Show every line in the entries below where the word "underlying" appears.

[Start of Information given]

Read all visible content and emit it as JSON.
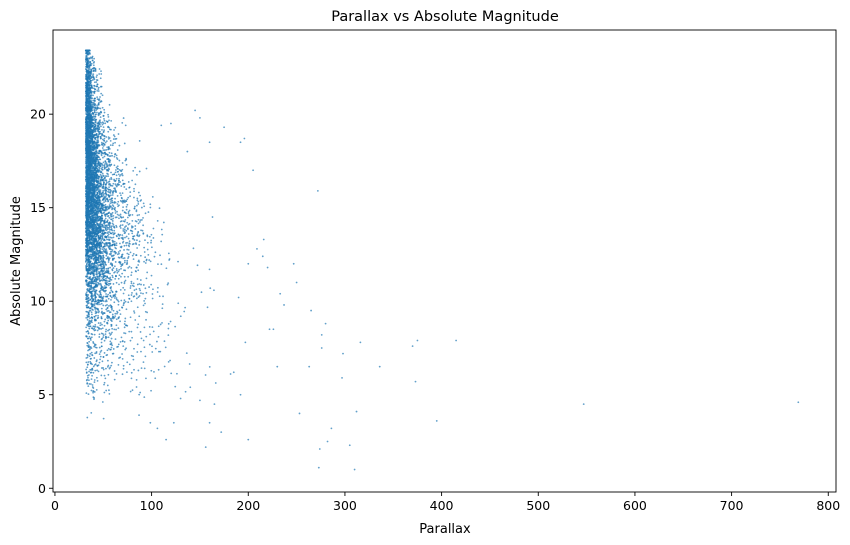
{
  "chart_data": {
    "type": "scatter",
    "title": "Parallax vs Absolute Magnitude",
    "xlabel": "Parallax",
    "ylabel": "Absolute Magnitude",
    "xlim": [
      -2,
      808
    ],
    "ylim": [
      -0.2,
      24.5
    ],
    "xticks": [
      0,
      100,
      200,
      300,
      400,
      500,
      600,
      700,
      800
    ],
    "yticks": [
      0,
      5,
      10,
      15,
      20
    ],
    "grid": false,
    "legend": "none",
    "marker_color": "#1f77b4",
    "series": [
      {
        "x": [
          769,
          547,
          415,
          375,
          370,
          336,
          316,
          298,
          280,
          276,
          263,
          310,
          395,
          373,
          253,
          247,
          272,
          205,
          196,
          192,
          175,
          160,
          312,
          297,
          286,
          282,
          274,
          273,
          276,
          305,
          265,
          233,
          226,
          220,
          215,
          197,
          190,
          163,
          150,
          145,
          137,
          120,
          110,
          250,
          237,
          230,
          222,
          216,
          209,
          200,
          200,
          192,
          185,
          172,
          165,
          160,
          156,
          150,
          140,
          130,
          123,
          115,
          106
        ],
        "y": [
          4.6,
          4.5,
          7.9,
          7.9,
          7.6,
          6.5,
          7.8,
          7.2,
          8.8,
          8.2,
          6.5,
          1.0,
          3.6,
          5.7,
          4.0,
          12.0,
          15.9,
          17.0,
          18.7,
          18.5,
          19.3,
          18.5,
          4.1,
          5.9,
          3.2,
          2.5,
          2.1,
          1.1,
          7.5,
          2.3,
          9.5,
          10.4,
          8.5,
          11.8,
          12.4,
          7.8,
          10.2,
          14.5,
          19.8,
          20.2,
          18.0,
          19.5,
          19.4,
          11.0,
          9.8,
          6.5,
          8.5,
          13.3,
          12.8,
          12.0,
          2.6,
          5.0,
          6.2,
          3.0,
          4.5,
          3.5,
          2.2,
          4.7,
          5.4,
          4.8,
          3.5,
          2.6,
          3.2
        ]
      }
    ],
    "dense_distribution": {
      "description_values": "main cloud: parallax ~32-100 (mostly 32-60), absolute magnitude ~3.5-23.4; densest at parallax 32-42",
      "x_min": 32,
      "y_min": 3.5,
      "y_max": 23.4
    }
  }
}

[End of Information given]
[Start of Information given]

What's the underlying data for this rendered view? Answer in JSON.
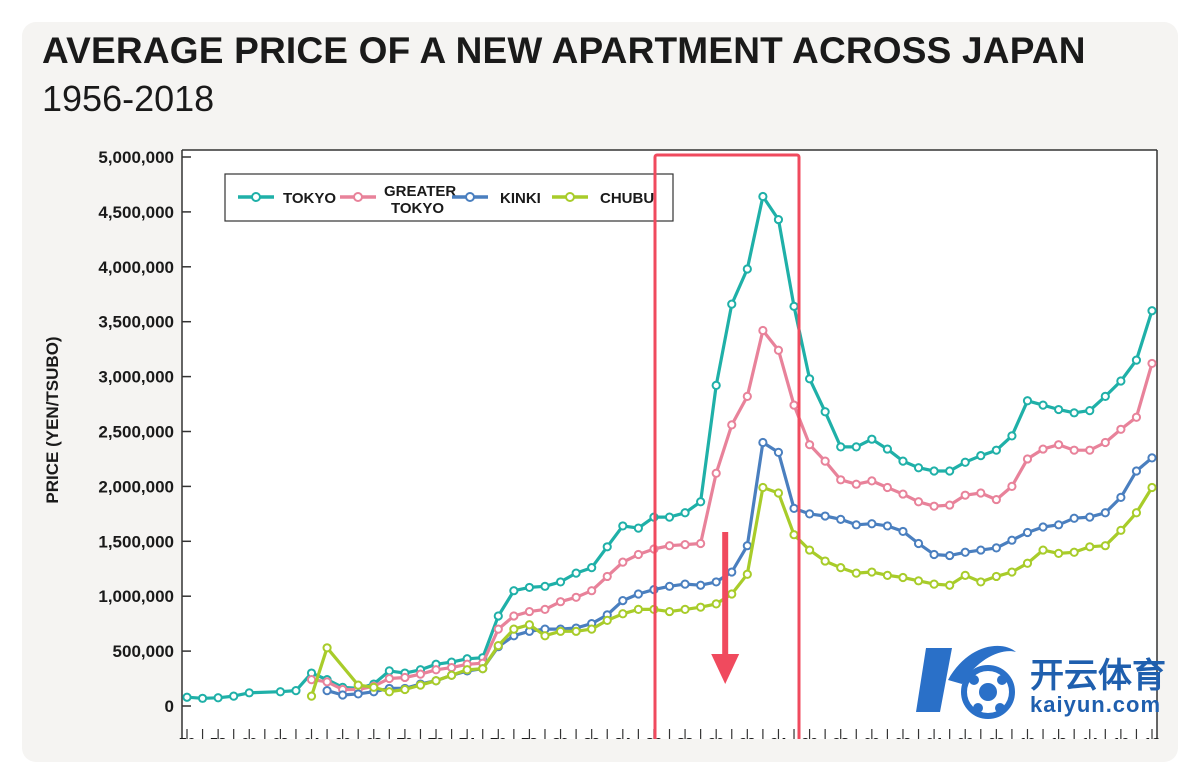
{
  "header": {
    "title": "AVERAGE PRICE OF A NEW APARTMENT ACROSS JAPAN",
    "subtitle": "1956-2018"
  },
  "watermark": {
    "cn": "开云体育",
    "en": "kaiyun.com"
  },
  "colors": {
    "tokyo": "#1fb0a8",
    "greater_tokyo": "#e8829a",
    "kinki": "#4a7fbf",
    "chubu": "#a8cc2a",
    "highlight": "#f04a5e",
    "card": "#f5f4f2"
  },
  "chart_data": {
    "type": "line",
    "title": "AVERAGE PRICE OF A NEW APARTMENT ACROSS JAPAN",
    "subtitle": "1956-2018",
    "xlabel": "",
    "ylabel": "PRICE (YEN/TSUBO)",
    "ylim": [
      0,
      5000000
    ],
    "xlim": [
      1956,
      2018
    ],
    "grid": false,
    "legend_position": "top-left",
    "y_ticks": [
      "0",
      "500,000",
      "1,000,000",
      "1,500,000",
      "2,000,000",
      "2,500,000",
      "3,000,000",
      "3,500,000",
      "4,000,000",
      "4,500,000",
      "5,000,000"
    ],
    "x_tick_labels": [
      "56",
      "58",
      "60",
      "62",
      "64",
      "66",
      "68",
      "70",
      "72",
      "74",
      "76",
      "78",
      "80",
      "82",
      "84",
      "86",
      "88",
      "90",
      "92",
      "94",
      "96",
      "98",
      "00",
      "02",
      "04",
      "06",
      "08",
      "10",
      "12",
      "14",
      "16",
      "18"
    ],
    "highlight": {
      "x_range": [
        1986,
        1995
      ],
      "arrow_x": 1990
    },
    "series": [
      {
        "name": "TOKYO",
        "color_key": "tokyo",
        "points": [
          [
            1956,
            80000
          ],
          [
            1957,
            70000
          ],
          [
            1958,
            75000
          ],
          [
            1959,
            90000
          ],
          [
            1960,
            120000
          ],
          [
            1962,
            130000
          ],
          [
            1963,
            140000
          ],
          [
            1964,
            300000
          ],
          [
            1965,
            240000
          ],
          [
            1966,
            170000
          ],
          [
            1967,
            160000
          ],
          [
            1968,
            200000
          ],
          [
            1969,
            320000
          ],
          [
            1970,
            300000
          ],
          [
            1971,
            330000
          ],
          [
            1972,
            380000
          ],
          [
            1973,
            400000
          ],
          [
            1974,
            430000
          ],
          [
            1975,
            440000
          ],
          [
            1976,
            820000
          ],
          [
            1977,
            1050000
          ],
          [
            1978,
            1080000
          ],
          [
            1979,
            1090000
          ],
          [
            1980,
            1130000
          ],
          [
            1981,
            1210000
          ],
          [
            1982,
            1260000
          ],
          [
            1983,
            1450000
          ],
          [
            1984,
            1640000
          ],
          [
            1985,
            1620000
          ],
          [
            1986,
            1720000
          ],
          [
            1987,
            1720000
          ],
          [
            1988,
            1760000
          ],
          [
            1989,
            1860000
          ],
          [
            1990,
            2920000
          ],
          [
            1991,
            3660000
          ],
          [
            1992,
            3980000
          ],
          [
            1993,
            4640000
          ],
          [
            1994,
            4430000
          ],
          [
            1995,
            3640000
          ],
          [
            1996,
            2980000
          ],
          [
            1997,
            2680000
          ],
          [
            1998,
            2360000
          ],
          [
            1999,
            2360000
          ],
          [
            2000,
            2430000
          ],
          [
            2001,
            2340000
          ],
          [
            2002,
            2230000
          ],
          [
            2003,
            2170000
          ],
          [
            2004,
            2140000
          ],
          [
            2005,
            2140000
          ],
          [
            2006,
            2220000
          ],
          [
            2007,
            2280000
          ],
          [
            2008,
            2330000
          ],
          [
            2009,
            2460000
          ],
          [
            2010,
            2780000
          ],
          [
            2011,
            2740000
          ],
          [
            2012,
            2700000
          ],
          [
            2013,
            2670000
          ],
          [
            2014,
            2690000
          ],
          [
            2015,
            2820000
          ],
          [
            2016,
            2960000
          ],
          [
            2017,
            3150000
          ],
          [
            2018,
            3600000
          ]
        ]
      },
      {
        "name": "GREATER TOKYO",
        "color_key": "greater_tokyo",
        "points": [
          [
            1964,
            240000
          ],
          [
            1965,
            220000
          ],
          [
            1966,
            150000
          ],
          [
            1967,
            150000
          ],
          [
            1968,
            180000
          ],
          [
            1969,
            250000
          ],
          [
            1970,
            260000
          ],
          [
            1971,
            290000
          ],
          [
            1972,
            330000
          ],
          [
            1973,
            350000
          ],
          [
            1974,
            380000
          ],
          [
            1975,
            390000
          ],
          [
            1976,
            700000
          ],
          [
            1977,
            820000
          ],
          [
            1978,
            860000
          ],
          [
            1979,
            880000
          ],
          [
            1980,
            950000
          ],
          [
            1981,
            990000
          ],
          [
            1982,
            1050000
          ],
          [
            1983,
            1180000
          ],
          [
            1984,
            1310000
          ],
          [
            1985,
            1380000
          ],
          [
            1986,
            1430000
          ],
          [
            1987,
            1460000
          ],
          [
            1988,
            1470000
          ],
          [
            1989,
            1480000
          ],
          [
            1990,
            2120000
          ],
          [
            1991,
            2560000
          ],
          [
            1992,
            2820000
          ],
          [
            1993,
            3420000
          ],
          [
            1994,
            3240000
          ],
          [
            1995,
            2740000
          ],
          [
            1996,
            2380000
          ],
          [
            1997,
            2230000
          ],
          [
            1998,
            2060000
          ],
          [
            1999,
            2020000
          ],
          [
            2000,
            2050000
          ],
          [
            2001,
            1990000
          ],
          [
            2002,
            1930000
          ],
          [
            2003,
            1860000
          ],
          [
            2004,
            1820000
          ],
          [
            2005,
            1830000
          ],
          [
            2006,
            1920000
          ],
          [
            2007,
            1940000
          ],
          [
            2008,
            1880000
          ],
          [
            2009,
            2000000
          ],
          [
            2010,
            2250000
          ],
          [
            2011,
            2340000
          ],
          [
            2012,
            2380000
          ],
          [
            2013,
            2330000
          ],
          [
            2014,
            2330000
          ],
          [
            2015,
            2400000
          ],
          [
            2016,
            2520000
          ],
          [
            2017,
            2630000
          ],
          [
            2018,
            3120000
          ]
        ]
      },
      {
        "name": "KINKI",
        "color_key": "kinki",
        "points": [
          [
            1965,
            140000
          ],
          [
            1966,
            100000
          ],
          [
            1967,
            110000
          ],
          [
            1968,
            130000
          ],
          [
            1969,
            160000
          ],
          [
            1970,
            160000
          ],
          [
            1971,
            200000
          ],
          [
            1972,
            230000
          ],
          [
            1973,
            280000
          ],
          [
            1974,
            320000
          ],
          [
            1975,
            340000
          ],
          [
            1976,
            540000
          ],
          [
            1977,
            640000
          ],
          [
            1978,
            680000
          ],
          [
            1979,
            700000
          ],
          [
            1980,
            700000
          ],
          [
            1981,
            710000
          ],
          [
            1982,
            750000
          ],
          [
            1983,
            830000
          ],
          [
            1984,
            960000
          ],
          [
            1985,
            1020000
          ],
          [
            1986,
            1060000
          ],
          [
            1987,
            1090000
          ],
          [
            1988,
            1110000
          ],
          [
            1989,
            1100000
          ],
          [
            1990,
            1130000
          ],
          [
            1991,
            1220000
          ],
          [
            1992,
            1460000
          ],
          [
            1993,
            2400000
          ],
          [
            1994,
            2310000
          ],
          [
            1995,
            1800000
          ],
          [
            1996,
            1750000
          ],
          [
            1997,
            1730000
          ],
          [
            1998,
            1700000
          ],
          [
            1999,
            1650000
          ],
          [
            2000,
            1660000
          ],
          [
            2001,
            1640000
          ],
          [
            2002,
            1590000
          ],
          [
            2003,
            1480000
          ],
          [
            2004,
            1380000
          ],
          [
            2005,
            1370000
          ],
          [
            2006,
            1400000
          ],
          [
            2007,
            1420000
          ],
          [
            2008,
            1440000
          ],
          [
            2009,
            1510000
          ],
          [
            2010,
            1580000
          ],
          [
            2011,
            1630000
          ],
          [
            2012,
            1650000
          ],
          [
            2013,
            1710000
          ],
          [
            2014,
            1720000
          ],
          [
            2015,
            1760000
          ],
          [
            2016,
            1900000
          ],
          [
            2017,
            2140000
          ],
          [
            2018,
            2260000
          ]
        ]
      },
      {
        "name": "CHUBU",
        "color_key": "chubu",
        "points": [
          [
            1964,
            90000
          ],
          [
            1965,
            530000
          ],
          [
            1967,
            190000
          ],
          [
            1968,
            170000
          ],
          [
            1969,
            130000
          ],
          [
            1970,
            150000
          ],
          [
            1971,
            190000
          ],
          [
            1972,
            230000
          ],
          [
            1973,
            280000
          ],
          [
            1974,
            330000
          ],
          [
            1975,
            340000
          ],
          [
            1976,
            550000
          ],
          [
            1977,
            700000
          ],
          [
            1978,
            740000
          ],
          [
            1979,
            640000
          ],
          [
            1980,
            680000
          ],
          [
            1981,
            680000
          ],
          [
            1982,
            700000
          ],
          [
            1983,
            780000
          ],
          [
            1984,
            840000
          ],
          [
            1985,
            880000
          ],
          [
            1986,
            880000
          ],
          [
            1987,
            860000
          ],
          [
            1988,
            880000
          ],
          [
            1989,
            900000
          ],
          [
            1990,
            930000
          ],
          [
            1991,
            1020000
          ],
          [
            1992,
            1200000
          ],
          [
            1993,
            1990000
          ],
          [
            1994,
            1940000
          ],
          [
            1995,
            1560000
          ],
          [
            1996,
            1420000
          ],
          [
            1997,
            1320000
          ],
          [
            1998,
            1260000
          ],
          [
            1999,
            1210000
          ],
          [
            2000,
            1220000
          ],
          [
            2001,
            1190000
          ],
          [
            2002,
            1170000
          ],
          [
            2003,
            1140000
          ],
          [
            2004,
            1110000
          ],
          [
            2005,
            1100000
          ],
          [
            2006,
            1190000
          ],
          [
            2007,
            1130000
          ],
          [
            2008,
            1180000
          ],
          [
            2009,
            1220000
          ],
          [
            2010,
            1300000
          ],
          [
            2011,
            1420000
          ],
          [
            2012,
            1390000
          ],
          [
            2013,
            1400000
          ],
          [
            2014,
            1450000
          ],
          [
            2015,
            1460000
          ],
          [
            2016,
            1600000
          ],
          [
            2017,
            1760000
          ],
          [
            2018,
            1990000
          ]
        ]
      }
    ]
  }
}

[End of Information given]
[Start of Information given]

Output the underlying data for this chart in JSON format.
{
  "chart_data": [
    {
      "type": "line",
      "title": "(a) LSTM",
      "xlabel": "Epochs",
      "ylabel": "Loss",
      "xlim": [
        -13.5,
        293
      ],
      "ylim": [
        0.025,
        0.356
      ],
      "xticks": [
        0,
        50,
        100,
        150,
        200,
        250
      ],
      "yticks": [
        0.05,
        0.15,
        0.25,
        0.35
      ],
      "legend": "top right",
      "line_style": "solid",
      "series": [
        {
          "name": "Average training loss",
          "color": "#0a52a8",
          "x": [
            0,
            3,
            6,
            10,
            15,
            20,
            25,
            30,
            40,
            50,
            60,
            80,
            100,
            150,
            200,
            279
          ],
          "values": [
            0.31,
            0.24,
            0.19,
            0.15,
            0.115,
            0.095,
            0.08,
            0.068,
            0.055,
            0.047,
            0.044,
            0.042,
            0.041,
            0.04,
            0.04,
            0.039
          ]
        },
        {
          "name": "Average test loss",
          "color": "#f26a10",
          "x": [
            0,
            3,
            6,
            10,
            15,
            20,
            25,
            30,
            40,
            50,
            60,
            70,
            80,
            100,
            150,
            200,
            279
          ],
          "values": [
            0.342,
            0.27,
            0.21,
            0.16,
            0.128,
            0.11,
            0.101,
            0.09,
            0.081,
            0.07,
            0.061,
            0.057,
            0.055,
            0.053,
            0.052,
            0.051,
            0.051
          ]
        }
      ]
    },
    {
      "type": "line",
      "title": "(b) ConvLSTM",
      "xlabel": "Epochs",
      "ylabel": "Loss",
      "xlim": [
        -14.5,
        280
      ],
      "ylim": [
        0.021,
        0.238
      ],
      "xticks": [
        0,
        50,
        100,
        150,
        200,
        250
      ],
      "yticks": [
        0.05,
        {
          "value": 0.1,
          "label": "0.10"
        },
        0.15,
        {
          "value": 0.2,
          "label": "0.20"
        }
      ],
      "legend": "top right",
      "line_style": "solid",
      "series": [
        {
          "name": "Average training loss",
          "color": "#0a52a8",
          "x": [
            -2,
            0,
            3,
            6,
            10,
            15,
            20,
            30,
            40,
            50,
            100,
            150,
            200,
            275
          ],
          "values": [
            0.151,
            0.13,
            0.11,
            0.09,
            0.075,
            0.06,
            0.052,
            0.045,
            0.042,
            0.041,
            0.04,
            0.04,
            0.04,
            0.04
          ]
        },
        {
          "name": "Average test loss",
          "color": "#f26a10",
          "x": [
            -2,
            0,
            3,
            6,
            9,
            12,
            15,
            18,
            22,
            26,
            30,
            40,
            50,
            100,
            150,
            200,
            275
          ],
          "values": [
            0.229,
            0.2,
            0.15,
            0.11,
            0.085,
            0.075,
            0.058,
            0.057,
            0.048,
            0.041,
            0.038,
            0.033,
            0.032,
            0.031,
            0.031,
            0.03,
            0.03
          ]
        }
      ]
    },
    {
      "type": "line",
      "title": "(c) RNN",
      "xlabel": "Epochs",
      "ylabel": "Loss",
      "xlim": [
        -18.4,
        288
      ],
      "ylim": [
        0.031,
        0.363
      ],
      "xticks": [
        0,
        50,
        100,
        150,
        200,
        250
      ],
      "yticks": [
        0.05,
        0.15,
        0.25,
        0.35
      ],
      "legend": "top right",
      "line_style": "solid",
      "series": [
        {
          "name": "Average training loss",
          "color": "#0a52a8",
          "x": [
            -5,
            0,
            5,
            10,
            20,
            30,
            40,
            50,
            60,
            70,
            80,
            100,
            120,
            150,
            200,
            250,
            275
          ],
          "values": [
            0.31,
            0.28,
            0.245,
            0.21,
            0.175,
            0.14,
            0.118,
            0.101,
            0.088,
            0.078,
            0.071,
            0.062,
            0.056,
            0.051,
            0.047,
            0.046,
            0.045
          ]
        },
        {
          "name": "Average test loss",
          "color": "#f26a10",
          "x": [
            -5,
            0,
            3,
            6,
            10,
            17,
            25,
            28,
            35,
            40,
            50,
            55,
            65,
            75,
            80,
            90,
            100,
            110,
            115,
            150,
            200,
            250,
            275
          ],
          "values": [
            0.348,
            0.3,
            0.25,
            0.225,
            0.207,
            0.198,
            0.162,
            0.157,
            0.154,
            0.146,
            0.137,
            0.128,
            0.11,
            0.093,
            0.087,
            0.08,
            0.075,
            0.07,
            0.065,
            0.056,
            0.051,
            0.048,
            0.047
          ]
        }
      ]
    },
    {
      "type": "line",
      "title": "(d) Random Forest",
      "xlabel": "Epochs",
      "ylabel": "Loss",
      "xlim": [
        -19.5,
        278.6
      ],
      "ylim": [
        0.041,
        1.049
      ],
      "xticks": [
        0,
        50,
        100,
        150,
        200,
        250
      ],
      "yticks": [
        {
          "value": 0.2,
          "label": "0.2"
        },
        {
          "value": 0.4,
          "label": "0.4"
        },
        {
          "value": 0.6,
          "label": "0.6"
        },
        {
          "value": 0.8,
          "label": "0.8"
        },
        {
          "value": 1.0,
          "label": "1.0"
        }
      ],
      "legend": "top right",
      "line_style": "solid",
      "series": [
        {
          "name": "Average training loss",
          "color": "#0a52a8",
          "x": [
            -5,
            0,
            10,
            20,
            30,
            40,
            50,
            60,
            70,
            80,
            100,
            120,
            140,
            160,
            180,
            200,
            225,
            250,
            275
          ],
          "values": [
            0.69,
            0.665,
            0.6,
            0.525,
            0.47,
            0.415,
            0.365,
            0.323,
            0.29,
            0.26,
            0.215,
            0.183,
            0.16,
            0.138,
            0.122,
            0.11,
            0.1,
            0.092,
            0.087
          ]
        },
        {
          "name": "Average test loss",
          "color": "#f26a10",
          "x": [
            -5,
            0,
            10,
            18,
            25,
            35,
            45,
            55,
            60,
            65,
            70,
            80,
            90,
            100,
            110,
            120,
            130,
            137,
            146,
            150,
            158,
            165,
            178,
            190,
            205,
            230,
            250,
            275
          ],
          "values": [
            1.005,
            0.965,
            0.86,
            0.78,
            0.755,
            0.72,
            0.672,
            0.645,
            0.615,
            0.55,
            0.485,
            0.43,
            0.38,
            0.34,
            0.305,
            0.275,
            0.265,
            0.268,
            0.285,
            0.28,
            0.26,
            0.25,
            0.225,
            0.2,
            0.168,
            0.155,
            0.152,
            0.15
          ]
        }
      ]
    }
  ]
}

[End of Information given]

▶ [Solution below]
What's the underlying data for this rendered view? Answer in JSON.
Output the underlying data for this chart in JSON format.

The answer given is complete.